# Records supplied start

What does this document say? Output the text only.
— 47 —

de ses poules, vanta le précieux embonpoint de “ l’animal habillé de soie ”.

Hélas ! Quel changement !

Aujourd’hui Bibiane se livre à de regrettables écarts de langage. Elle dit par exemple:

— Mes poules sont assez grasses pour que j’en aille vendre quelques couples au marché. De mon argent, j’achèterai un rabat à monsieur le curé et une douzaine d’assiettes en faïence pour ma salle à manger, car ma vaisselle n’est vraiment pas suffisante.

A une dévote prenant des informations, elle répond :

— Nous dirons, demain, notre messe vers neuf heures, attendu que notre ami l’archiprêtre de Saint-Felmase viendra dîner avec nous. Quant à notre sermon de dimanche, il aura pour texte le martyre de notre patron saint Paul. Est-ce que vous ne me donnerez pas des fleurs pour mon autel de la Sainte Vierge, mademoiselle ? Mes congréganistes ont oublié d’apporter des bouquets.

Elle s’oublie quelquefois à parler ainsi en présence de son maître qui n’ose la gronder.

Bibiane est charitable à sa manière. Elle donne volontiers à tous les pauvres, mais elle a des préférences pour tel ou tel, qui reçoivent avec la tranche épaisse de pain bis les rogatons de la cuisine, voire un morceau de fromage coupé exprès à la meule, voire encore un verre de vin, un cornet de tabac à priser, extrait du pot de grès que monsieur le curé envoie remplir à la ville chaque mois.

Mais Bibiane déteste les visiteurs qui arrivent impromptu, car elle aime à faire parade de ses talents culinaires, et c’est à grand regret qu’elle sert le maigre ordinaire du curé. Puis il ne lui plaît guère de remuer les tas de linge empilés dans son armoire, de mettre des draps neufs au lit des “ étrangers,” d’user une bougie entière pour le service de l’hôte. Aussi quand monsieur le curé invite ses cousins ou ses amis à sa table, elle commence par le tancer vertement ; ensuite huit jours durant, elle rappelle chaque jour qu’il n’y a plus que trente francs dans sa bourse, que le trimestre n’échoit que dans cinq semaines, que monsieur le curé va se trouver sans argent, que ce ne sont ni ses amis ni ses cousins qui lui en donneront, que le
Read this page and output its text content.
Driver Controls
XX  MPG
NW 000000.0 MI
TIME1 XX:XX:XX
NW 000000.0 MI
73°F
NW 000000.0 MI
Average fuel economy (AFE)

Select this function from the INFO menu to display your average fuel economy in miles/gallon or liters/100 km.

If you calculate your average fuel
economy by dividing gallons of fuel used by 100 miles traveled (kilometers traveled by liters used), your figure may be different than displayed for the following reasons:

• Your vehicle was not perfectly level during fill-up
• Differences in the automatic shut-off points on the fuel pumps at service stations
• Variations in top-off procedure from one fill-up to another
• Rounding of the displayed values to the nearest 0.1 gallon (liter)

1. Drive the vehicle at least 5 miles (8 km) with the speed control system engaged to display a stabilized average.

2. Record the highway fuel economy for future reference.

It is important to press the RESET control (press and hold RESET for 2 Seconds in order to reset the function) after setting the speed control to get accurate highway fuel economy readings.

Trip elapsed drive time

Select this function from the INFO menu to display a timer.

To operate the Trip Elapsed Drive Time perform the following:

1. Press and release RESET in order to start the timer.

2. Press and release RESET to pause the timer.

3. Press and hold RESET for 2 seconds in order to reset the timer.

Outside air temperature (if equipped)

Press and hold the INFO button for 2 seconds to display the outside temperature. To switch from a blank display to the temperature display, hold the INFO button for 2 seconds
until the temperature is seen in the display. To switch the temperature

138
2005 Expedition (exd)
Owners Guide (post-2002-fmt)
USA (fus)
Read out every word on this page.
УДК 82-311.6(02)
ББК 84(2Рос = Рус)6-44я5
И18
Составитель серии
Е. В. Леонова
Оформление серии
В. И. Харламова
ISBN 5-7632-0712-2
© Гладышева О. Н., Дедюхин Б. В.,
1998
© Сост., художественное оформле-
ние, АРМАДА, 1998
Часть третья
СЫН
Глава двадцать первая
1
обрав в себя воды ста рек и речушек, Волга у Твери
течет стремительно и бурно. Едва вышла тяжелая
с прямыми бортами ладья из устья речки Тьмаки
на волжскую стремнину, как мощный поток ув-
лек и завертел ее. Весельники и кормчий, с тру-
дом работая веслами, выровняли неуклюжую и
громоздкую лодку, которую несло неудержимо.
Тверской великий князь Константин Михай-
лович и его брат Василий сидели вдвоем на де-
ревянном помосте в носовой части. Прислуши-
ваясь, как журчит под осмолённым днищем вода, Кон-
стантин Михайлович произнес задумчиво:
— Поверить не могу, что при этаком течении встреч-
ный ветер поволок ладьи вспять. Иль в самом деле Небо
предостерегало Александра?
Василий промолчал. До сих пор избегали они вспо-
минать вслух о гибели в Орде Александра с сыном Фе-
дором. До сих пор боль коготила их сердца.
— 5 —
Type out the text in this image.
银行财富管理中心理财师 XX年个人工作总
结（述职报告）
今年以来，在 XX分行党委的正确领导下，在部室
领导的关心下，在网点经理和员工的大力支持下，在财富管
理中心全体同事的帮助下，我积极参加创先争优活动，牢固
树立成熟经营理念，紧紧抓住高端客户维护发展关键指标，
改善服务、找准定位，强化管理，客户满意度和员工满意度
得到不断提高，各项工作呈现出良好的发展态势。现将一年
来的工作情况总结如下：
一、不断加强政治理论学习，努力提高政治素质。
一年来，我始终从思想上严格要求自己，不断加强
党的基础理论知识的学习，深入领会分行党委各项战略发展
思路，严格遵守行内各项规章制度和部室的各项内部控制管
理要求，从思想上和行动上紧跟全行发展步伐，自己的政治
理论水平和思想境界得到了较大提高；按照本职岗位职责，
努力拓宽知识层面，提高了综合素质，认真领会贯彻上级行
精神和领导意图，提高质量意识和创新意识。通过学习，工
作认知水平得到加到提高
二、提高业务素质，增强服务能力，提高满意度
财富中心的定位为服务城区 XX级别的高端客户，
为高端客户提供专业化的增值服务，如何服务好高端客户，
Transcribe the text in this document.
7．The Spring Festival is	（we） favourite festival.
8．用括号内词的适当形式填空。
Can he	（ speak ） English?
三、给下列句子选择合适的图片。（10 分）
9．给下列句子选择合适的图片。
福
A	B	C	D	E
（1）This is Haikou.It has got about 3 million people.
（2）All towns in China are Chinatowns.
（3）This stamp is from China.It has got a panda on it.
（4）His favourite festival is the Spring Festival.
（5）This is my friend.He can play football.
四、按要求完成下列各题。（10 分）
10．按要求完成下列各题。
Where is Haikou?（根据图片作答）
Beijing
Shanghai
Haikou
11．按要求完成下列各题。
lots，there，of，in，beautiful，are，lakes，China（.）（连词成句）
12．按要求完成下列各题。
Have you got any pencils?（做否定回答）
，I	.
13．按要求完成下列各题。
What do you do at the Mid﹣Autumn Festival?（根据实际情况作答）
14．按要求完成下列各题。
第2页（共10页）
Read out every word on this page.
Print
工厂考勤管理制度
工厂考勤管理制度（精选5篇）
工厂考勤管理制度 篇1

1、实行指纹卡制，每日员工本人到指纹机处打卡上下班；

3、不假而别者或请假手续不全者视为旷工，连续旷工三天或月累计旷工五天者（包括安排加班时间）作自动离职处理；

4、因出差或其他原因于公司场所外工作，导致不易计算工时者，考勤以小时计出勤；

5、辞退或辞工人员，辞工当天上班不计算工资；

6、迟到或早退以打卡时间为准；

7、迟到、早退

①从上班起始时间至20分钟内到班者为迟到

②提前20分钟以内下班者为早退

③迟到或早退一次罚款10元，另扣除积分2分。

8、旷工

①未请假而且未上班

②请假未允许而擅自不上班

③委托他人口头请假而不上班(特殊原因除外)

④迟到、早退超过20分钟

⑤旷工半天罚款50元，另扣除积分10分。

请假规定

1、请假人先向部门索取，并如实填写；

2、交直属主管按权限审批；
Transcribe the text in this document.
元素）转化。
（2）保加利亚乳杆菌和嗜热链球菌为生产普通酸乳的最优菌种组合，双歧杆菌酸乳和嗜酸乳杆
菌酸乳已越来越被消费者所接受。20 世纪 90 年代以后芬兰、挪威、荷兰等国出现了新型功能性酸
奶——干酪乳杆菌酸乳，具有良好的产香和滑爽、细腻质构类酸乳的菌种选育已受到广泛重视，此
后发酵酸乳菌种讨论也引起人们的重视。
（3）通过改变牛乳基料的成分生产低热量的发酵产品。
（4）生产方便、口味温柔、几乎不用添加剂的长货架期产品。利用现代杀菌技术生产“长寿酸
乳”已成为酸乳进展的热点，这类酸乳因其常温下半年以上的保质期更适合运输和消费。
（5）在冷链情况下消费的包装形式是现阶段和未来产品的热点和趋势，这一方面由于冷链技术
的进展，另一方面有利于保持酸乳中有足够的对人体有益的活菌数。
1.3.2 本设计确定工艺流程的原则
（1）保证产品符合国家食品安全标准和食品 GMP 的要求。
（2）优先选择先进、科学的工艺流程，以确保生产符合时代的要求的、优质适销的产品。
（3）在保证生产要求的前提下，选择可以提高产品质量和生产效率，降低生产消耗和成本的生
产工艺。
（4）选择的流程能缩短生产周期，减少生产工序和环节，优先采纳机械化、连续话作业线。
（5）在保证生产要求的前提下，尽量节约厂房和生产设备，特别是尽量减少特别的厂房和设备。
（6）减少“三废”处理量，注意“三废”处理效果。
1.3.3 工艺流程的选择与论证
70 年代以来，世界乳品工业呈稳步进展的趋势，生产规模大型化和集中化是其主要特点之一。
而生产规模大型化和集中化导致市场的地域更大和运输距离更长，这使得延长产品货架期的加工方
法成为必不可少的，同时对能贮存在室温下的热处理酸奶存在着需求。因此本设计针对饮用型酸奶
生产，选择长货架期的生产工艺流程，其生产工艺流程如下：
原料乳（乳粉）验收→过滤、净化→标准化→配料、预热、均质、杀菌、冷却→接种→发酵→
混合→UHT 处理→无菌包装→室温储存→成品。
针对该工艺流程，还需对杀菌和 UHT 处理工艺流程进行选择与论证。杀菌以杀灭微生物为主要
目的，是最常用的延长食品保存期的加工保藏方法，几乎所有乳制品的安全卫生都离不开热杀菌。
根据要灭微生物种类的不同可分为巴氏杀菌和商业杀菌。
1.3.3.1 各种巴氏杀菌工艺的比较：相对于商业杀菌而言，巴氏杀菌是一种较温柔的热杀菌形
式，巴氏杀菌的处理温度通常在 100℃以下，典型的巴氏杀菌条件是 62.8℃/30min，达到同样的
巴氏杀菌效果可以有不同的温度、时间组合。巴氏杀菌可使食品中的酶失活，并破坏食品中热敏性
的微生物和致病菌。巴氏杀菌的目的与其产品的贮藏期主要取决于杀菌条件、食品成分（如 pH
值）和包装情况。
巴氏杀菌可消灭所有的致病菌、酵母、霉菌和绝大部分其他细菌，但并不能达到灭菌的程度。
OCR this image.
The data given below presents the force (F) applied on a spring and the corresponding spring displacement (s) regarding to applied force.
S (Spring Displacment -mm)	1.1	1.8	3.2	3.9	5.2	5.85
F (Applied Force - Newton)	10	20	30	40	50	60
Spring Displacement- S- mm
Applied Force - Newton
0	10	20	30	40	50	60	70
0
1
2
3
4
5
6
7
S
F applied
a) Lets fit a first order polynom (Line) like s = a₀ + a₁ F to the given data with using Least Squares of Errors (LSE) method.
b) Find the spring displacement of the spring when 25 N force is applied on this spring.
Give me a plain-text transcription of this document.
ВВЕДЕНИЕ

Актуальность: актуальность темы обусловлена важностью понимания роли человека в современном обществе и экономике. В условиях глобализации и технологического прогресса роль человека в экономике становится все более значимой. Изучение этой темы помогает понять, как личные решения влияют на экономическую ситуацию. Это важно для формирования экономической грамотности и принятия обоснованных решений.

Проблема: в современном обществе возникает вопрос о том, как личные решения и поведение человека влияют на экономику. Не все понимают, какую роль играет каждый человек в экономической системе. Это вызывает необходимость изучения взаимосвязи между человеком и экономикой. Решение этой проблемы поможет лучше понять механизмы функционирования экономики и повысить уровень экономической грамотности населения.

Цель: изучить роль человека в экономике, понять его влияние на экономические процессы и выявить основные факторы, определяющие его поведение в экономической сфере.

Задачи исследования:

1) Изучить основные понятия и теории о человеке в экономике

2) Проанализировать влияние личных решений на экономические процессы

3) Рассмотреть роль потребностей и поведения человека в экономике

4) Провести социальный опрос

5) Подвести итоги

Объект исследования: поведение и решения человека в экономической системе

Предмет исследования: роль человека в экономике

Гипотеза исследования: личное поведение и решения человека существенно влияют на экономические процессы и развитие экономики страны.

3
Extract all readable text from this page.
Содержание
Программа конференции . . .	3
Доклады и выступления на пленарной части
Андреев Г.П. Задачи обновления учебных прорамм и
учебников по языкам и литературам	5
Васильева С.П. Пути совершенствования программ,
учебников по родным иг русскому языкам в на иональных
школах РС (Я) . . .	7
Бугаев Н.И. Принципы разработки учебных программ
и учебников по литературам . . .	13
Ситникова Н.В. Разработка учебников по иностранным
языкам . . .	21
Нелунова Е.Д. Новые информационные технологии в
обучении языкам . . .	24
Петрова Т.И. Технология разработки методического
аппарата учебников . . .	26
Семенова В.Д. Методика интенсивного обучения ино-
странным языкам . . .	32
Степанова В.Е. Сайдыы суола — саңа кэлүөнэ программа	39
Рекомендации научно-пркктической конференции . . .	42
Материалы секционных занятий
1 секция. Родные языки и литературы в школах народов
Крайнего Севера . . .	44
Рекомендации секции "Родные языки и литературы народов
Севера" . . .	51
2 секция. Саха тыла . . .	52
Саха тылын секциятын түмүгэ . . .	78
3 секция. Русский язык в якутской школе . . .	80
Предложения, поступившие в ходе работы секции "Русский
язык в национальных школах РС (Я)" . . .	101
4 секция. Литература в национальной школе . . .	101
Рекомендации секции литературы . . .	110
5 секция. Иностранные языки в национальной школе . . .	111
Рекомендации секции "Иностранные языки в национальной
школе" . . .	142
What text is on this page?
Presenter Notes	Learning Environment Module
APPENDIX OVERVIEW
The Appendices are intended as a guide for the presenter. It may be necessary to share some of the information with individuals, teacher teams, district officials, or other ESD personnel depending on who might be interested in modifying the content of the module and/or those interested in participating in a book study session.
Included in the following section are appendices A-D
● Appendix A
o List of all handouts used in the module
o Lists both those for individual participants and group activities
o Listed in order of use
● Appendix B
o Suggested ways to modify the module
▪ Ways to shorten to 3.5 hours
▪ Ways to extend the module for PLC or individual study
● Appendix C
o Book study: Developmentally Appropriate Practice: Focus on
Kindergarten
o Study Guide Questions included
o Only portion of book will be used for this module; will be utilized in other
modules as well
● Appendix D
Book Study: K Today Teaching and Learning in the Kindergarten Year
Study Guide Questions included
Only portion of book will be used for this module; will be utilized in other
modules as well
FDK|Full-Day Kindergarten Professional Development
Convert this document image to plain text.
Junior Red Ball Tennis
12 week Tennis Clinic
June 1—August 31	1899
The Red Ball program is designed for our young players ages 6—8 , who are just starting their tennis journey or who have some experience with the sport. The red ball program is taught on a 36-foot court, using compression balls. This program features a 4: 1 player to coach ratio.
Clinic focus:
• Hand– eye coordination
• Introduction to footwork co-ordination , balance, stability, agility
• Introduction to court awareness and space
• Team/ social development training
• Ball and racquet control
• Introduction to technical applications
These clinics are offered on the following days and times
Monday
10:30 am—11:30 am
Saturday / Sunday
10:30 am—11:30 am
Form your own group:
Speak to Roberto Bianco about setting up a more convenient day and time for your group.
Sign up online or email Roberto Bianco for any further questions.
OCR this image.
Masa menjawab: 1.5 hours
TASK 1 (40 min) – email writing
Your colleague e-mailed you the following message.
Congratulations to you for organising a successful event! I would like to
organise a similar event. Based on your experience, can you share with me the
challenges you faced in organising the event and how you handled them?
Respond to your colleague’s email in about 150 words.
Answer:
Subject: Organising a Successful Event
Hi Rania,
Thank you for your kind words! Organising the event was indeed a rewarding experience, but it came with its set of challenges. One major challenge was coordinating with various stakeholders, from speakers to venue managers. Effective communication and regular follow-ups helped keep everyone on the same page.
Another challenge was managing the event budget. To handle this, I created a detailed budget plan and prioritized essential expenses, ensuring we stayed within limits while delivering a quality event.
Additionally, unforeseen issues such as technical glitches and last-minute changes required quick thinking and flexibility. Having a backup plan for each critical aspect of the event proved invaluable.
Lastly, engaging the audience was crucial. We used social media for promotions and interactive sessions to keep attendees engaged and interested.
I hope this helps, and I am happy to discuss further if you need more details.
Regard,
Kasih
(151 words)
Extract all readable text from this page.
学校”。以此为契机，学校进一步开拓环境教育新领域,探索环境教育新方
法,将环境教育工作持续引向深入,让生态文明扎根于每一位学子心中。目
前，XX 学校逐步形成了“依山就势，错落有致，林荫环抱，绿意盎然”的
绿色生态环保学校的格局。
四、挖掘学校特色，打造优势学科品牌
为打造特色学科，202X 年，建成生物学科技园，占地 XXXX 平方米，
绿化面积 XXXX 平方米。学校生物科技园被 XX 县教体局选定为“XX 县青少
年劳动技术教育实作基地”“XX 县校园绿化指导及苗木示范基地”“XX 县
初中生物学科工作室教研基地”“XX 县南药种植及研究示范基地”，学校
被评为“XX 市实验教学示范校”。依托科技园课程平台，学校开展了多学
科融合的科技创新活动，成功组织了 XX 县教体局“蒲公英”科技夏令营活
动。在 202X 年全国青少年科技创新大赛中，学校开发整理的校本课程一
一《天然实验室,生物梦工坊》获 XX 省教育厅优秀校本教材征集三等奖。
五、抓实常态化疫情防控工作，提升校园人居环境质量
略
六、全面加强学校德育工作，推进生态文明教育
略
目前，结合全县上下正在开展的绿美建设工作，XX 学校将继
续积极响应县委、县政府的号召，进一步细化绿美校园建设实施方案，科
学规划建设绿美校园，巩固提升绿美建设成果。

# Records supplied end

» Work to be completed
Reproduce each line holding the word "technical".

» Solution to this task
• Introduction to technical applications
Additionally, unforeseen issues such as technical glitches and last-minute changes required quick thinking and flexibility. Having a backup plan for each critical aspect of the event proved invaluable.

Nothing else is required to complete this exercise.